>> Start MATERIALS PROVIDED
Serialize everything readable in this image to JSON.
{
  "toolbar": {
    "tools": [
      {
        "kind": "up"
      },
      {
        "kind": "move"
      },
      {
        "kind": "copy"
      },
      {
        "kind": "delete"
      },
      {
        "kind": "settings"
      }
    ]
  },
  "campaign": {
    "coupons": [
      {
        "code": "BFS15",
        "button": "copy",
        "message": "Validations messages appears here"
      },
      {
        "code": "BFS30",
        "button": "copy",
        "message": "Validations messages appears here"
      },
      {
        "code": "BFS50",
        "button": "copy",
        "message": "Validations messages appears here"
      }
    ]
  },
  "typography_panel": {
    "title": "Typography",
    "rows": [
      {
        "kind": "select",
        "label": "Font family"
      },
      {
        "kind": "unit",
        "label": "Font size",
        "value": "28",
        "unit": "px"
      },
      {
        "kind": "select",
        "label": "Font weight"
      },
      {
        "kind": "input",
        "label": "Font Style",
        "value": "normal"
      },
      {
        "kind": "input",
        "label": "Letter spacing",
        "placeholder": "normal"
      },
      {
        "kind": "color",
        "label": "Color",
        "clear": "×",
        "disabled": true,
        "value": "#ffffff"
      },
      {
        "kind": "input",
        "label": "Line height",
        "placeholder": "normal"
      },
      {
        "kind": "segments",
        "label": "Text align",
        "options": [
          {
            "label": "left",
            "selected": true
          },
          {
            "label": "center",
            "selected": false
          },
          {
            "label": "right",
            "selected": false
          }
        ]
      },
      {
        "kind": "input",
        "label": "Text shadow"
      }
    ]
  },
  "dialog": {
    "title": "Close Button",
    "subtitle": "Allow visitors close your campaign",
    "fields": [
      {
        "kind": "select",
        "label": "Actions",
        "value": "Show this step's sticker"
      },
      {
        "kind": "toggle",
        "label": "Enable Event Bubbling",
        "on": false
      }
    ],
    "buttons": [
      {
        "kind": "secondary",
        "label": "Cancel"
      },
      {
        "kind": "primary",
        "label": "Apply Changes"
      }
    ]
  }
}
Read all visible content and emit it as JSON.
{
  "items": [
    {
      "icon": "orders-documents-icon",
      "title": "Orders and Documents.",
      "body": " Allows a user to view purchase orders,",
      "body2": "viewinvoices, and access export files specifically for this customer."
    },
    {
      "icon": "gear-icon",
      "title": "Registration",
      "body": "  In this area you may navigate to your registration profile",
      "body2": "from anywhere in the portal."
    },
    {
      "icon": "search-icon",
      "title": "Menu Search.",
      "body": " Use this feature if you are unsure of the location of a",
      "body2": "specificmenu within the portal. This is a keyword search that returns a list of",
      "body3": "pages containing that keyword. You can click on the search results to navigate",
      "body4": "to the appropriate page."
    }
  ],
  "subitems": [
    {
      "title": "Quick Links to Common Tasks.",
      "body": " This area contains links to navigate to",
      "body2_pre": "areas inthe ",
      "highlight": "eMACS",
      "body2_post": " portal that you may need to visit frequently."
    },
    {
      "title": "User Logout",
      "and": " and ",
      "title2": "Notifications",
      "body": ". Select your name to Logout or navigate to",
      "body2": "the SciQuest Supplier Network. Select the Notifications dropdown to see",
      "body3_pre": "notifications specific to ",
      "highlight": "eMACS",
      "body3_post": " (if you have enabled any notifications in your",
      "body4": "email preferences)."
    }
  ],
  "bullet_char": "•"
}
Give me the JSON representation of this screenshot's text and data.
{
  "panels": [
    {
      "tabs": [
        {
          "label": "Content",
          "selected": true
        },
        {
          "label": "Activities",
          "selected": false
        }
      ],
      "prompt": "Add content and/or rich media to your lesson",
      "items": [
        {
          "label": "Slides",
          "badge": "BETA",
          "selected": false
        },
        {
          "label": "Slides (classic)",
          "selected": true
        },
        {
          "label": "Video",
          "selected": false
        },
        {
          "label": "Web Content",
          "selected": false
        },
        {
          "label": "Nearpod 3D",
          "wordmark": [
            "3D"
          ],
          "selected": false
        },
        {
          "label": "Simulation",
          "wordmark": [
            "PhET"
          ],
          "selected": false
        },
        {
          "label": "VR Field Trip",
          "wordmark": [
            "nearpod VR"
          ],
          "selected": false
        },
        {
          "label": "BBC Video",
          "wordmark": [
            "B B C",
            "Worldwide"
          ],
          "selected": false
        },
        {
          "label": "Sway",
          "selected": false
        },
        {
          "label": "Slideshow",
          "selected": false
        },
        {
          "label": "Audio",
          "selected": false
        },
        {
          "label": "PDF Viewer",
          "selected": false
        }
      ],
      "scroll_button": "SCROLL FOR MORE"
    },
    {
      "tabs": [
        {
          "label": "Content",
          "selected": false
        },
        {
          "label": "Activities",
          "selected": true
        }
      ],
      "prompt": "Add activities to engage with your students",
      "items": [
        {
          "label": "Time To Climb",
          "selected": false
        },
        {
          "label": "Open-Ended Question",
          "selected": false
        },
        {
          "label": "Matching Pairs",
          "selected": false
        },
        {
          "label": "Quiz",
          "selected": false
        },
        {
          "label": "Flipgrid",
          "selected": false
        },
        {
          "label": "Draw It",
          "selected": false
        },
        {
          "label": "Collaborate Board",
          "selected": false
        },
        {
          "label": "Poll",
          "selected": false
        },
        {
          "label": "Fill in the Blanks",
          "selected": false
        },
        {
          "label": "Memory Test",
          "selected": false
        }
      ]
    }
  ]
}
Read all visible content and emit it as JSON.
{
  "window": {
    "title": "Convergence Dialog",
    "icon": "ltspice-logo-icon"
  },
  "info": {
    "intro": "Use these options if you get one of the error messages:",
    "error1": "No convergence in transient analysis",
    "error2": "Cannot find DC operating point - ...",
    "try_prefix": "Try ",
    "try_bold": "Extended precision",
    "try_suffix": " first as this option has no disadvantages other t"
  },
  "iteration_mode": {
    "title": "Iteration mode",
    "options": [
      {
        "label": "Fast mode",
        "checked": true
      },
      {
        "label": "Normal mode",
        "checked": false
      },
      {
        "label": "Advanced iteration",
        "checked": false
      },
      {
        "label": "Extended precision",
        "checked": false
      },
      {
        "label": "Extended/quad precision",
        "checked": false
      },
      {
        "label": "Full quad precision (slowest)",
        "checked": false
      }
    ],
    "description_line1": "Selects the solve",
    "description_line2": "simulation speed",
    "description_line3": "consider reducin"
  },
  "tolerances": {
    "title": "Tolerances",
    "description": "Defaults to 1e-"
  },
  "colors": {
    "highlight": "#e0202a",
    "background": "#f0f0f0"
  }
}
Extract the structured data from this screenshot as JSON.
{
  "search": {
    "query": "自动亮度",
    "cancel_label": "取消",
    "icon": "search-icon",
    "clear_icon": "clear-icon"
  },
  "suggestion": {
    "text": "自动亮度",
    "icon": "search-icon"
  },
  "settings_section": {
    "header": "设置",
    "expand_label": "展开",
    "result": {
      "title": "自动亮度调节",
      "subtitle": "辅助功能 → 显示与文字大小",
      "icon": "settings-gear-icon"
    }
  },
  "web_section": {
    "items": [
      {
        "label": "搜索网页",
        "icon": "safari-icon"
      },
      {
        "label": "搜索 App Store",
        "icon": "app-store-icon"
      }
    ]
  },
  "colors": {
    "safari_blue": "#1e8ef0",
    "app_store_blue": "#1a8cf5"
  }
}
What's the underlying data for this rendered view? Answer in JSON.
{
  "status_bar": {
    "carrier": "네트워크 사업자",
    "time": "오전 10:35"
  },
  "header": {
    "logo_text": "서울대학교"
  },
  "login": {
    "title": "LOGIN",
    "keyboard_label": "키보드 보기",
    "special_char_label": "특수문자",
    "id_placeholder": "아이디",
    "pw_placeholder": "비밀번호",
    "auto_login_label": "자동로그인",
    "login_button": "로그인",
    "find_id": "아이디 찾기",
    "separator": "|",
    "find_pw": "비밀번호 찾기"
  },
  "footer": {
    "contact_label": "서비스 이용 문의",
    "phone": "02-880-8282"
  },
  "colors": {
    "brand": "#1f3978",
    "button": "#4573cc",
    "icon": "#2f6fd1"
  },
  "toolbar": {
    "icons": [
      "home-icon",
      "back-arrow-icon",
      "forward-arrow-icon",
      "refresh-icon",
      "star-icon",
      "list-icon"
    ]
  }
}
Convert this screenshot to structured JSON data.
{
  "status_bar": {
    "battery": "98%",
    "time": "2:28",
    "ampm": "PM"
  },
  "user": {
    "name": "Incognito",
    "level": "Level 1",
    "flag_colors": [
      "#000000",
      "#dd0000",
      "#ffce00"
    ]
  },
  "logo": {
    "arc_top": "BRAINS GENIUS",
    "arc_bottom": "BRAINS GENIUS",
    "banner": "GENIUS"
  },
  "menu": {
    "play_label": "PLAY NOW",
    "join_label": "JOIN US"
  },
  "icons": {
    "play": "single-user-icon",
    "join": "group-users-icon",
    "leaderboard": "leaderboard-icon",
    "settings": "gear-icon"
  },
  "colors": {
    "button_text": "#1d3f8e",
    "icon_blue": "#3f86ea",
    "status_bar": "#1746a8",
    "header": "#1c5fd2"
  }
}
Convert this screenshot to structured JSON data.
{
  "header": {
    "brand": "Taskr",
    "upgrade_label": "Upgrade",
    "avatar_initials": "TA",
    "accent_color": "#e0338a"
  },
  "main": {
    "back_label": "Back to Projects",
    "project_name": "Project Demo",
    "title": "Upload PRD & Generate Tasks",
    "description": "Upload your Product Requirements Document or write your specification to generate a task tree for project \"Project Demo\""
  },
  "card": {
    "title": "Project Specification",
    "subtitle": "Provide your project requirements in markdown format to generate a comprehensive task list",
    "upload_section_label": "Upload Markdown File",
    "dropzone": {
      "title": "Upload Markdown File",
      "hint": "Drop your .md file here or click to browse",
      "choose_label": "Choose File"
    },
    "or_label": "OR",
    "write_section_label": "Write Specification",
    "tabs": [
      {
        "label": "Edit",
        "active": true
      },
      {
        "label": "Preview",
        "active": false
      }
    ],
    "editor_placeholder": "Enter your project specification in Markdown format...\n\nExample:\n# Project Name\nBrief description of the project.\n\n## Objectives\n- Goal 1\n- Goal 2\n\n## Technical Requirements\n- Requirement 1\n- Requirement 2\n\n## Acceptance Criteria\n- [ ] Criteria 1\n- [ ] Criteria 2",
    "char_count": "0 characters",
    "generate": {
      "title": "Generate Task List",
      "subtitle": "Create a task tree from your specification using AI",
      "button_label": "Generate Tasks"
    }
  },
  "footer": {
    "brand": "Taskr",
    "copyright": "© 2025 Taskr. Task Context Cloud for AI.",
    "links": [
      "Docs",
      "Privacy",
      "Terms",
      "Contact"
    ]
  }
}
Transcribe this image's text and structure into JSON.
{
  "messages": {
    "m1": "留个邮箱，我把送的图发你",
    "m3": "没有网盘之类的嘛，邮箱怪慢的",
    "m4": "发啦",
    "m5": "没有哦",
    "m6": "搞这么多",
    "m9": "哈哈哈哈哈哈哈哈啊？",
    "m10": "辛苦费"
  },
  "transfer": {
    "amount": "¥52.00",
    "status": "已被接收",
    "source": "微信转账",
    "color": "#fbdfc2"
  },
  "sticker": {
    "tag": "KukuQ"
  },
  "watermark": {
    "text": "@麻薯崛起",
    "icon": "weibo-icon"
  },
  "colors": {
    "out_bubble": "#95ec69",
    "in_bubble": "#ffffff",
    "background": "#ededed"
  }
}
>> End MATERIALS PROVIDED
■ **EXERCISE OBJECTIVE**:
Beginning at the line where "Transcribe this image's" appears, extract each line through the end of the data above; keep them exact and include nothing else.

■ **SOLVED PROBLEM**:
Transcribe this image's text and structure into JSON.
{
  "messages": {
    "m1": "留个邮箱，我把送的图发你",
    "m3": "没有网盘之类的嘛，邮箱怪慢的",
    "m4": "发啦",
    "m5": "没有哦",
    "m6": "搞这么多",
    "m9": "哈哈哈哈哈哈哈哈啊？",
    "m10": "辛苦费"
  },
  "transfer": {
    "amount": "¥52.00",
    "status": "已被接收",
    "source": "微信转账",
    "color": "#fbdfc2"
  },
  "sticker": {
    "tag": "KukuQ"
  },
  "watermark": {
    "text": "@麻薯崛起",
    "icon": "weibo-icon"
  },
  "colors": {
    "out_bubble": "#95ec69",
    "in_bubble": "#ffffff",
    "background": "#ededed"
  }
}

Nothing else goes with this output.